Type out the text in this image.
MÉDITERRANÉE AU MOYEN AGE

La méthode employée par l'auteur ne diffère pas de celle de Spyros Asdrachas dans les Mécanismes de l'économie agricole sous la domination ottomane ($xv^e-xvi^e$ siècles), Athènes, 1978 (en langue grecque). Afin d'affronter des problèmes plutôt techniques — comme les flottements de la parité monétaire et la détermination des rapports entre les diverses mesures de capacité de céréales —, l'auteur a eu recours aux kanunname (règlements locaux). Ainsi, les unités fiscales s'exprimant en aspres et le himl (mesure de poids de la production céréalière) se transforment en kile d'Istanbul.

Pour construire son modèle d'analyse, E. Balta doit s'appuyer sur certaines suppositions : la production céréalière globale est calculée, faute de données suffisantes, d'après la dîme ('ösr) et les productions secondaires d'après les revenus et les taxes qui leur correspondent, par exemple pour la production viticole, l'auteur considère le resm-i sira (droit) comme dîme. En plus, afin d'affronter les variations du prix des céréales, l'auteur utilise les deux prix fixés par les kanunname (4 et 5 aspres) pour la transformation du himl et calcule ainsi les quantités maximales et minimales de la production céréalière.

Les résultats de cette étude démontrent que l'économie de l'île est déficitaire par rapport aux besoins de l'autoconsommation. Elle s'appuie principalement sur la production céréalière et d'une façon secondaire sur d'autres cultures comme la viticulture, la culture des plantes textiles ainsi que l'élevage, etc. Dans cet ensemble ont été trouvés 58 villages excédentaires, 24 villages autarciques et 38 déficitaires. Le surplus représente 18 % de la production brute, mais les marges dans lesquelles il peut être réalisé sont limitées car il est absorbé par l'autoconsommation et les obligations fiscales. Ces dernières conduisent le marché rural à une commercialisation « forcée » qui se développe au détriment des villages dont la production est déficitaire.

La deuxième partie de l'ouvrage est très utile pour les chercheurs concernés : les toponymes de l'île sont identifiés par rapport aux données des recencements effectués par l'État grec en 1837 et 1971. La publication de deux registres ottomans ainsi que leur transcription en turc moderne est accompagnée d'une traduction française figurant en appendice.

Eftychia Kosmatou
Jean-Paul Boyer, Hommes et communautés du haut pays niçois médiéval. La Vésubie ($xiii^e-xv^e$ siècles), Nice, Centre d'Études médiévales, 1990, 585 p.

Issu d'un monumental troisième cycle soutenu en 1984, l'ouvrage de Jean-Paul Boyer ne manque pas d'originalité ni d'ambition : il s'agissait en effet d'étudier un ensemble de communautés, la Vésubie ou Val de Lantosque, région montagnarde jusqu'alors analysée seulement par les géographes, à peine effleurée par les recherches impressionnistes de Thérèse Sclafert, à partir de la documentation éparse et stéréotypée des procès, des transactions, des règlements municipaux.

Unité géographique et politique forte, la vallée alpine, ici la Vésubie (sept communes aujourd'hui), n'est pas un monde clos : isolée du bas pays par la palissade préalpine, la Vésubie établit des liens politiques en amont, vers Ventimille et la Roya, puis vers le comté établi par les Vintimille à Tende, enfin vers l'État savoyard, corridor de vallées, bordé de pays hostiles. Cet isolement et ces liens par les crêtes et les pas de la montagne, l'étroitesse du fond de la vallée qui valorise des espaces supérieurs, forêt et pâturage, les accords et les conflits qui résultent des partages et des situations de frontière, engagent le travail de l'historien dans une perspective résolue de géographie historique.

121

· · · ·

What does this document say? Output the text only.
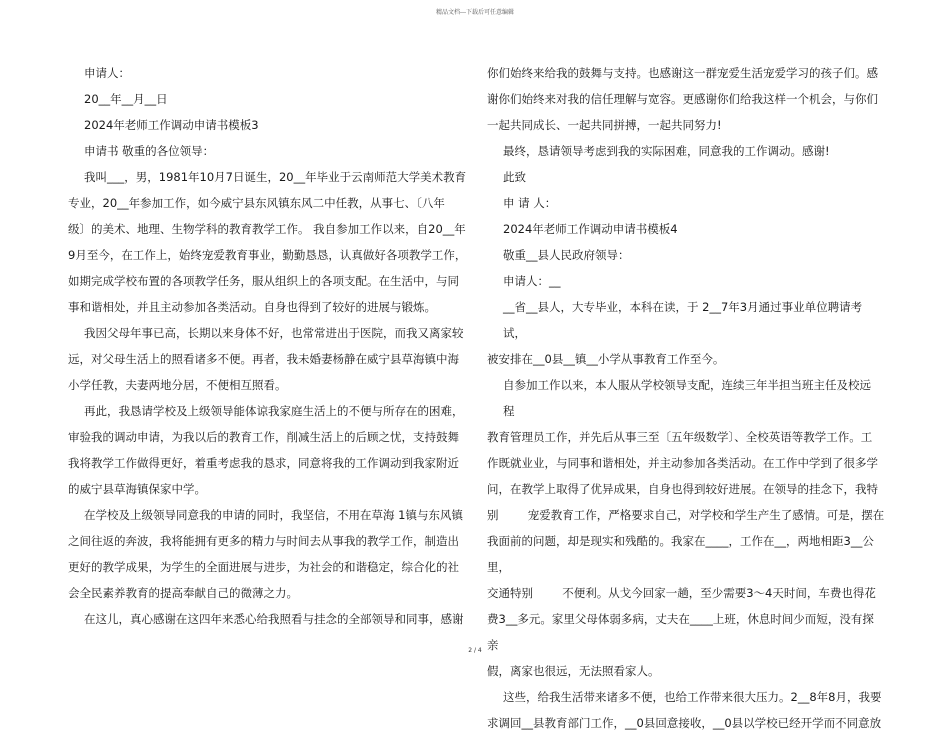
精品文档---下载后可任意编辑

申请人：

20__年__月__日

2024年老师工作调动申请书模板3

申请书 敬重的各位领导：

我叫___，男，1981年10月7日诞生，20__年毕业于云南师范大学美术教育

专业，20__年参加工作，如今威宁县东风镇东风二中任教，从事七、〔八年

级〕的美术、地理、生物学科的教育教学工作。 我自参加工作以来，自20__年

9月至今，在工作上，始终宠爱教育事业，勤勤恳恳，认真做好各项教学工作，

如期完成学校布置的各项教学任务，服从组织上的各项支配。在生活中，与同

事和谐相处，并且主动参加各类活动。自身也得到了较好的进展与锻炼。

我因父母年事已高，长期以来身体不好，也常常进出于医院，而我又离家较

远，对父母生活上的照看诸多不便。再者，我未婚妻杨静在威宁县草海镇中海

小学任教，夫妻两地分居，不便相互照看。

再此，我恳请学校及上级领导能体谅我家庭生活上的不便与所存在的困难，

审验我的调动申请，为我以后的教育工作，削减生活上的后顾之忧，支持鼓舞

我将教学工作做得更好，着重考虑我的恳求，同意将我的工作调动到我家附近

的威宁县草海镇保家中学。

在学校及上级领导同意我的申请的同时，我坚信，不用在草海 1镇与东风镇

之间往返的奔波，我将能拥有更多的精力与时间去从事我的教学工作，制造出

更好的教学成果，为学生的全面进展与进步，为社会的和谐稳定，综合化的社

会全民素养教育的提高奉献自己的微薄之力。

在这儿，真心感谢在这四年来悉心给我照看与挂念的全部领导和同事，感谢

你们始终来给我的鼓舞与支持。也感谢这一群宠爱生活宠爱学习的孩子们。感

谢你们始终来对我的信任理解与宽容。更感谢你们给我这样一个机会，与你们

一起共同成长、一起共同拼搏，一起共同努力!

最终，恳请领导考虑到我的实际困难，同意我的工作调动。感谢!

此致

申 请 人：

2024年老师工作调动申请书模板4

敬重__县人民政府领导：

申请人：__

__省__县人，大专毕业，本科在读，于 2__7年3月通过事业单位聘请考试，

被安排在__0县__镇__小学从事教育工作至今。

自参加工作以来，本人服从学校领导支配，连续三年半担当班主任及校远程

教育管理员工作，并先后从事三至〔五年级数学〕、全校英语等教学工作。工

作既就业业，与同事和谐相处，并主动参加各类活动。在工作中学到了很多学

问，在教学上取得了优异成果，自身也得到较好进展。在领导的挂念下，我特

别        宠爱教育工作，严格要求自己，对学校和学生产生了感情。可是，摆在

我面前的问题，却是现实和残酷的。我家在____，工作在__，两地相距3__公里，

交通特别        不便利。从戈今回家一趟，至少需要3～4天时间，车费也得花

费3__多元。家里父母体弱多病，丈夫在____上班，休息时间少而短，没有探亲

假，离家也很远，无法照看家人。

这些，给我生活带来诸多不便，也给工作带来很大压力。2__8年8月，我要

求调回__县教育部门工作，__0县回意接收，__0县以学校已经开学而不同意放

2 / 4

· · · ·

* Exercise instructions
Read the data above and pull out each line that holds the string "État".

* Exercise result
La deuxième partie de l'ouvrage est très utile pour les chercheurs concernés : les toponymes de l'île sont identifiés par rapport aux données des recencements effectués par l'État grec en 1837 et 1971. La publication de deux registres ottomans ainsi que leur transcription en turc moderne est accompagnée d'une traduction française figurant en appendice.
Unité géographique et politique forte, la vallée alpine, ici la Vésubie (sept communes aujourd'hui), n'est pas un monde clos : isolée du bas pays par la palissade préalpine, la Vésubie établit des liens politiques en amont, vers Ventimille et la Roya, puis vers le comté établi par les Vintimille à Tende, enfin vers l'État savoyard, corridor de vallées, bordé de pays hostiles. Cet isolement et ces liens par les crêtes et les pas de la montagne, l'étroitesse du fond de la vallée qui valorise des espaces supérieurs, forêt et pâturage, les accords et les conflits qui résultent des partages et des situations de frontière, engagent le travail de l'historien dans une perspective résolue de géographie historique.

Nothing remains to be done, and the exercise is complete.